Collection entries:
┌──

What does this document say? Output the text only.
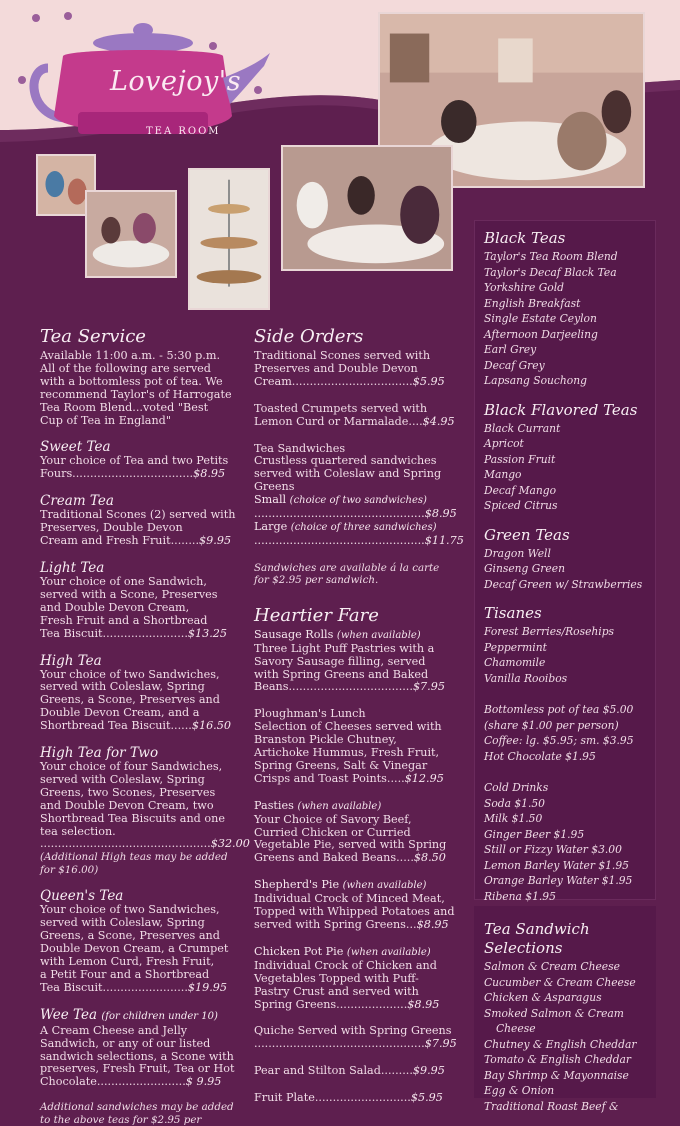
Lovejoy's
TEA ROOM
Tea Service
Available 11:00 a.m. - 5:30 p.m.
All of the following are served
with a bottomless pot of tea. We
recommend Taylor's of Harrogate
Tea Room Blend...voted "Best
Cup of Tea in England"
Sweet Tea
Your choice of Tea and two Petits
Fours..................................$8.95
Cream Tea
Traditional Scones (2) served with
Preserves, Double Devon
Cream and Fresh Fruit........$9.95
Light Tea
Your choice of one Sandwich,
served with a Scone, Preserves
and Double Devon Cream,
Fresh Fruit and a Shortbread
Tea Biscuit........................$13.25
High Tea
Your choice of two Sandwiches,
served with Coleslaw, Spring
Greens, a Scone, Preserves and
Double Devon Cream, and a
Shortbread Tea Biscuit......$16.50
High Tea for Two
Your choice of four Sandwiches,
served with Coleslaw, Spring
Greens, two Scones, Preserves
and Double Devon Cream, two
Shortbread Tea Biscuits and one
tea selection.
................................................$32.00
(Additional High teas may be added
for $16.00)
Queen's Tea
Your choice of two Sandwiches,
served with Coleslaw, Spring
Greens, a Scone, Preserves and
Double Devon Cream, a Crumpet
with Lemon Curd, Fresh Fruit,
a Petit Four and a Shortbread
Tea Biscuit........................$19.95
Wee Tea (for children under 10)
A Cream Cheese and Jelly
Sandwich, or any of our listed
sandwich selections, a Scone with
preserves, Fresh Fruit, Tea or Hot
Chocolate.........................$ 9.95
Additional sandwiches may be added
to the above teas for $2.95 per
Side Orders
Traditional Scones served with
Preserves and Double Devon
Cream..................................$5.95
Toasted Crumpets served with
Lemon Curd or Marmalade....$4.95
Tea Sandwiches
Crustless quartered sandwiches
served with Coleslaw and Spring
Greens
Small (choice of two sandwiches)
................................................$8.95
Large (choice of three sandwiches)
................................................$11.75
Sandwiches are available á la carte
for $2.95 per sandwich.
Heartier Fare
Sausage Rolls (when available)
Three Light Puff Pastries with a
Savory Sausage filling, served
with Spring Greens and Baked
Beans...................................$7.95
Ploughman's Lunch
Selection of Cheeses served with
Branston Pickle Chutney,
Artichoke Hummus, Fresh Fruit,
Spring Greens, Salt & Vinegar
Crisps and Toast Points.....$12.95
Pasties (when available)
Your Choice of Savory Beef,
Curried Chicken or Curried
Vegetable Pie, served with Spring
Greens and Baked Beans.....$8.50
Shepherd's Pie (when available)
Individual Crock of Minced Meat,
Topped with Whipped Potatoes and
served with Spring Greens...$8.95
Chicken Pot Pie (when available)
Individual Crock of Chicken and
Vegetables Topped with Puff-
Pastry Crust and served with
Spring Greens....................$8.95
Quiche Served with Spring Greens
................................................$7.95
Pear and Stilton Salad.........$9.95
Fruit Plate...........................$5.95
Black Teas
Taylor's Tea Room Blend
Taylor's Decaf Black Tea
Yorkshire Gold
English Breakfast
Single Estate Ceylon
Afternoon Darjeeling
Earl Grey
Decaf Grey
Lapsang Souchong
Black Flavored Teas
Black Currant
Apricot
Passion Fruit
Mango
Decaf Mango
Spiced Citrus
Green Teas
Dragon Well
Ginseng Green
Decaf Green w/ Strawberries
Tisanes
Forest Berries/Rosehips
Peppermint
Chamomile
Vanilla Rooibos
Bottomless pot of tea $5.00
(share $1.00 per person)
Coffee: lg. $5.95; sm. $3.95
Hot Chocolate $1.95
Cold Drinks
Soda $1.50
Milk $1.50
Ginger Beer $1.95
Still or Fizzy Water $3.00
Lemon Barley Water $1.95
Orange Barley Water $1.95
Ribena $1.95
Tea Sandwich Selections
Salmon & Cream Cheese
Cucumber & Cream Cheese
Chicken & Asparagus
Smoked Salmon & Cream
Cheese
Chutney & English Cheddar
Tomato & English Cheddar
Bay Shrimp & Mayonnaise
Egg & Onion
Traditional Roast Beef &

└──

### Short problem
Write every record out again exactly; no pictures belong in the copy.

### The result
What does this document say? Output the text only.
Lovejoy's
TEA ROOM
Tea Service
Available 11:00 a.m. - 5:30 p.m.
All of the following are served
with a bottomless pot of tea. We
recommend Taylor's of Harrogate
Tea Room Blend...voted "Best
Cup of Tea in England"
Sweet Tea
Your choice of Tea and two Petits
Fours..................................$8.95
Cream Tea
Traditional Scones (2) served with
Preserves, Double Devon
Cream and Fresh Fruit........$9.95
Light Tea
Your choice of one Sandwich,
served with a Scone, Preserves
and Double Devon Cream,
Fresh Fruit and a Shortbread
Tea Biscuit........................$13.25
High Tea
Your choice of two Sandwiches,
served with Coleslaw, Spring
Greens, a Scone, Preserves and
Double Devon Cream, and a
Shortbread Tea Biscuit......$16.50
High Tea for Two
Your choice of four Sandwiches,
served with Coleslaw, Spring
Greens, two Scones, Preserves
and Double Devon Cream, two
Shortbread Tea Biscuits and one
tea selection.
................................................$32.00
(Additional High teas may be added
for $16.00)
Queen's Tea
Your choice of two Sandwiches,
served with Coleslaw, Spring
Greens, a Scone, Preserves and
Double Devon Cream, a Crumpet
with Lemon Curd, Fresh Fruit,
a Petit Four and a Shortbread
Tea Biscuit........................$19.95
Wee Tea (for children under 10)
A Cream Cheese and Jelly
Sandwich, or any of our listed
sandwich selections, a Scone with
preserves, Fresh Fruit, Tea or Hot
Chocolate.........................$ 9.95
Additional sandwiches may be added
to the above teas for $2.95 per
Side Orders
Traditional Scones served with
Preserves and Double Devon
Cream..................................$5.95
Toasted Crumpets served with
Lemon Curd or Marmalade....$4.95
Tea Sandwiches
Crustless quartered sandwiches
served with Coleslaw and Spring
Greens
Small (choice of two sandwiches)
................................................$8.95
Large (choice of three sandwiches)
................................................$11.75
Sandwiches are available á la carte
for $2.95 per sandwich.
Heartier Fare
Sausage Rolls (when available)
Three Light Puff Pastries with a
Savory Sausage filling, served
with Spring Greens and Baked
Beans...................................$7.95
Ploughman's Lunch
Selection of Cheeses served with
Branston Pickle Chutney,
Artichoke Hummus, Fresh Fruit,
Spring Greens, Salt & Vinegar
Crisps and Toast Points.....$12.95
Pasties (when available)
Your Choice of Savory Beef,
Curried Chicken or Curried
Vegetable Pie, served with Spring
Greens and Baked Beans.....$8.50
Shepherd's Pie (when available)
Individual Crock of Minced Meat,
Topped with Whipped Potatoes and
served with Spring Greens...$8.95
Chicken Pot Pie (when available)
Individual Crock of Chicken and
Vegetables Topped with Puff-
Pastry Crust and served with
Spring Greens....................$8.95
Quiche Served with Spring Greens
................................................$7.95
Pear and Stilton Salad.........$9.95
Fruit Plate...........................$5.95
Black Teas
Taylor's Tea Room Blend
Taylor's Decaf Black Tea
Yorkshire Gold
English Breakfast
Single Estate Ceylon
Afternoon Darjeeling
Earl Grey
Decaf Grey
Lapsang Souchong
Black Flavored Teas
Black Currant
Apricot
Passion Fruit
Mango
Decaf Mango
Spiced Citrus
Green Teas
Dragon Well
Ginseng Green
Decaf Green w/ Strawberries
Tisanes
Forest Berries/Rosehips
Peppermint
Chamomile
Vanilla Rooibos
Bottomless pot of tea $5.00
(share $1.00 per person)
Coffee: lg. $5.95; sm. $3.95
Hot Chocolate $1.95
Cold Drinks
Soda $1.50
Milk $1.50
Ginger Beer $1.95
Still or Fizzy Water $3.00
Lemon Barley Water $1.95
Orange Barley Water $1.95
Ribena $1.95
Tea Sandwich Selections
Salmon & Cream Cheese
Cucumber & Cream Cheese
Chicken & Asparagus
Smoked Salmon & Cream
Cheese
Chutney & English Cheddar
Tomato & English Cheddar
Bay Shrimp & Mayonnaise
Egg & Onion
Traditional Roast Beef &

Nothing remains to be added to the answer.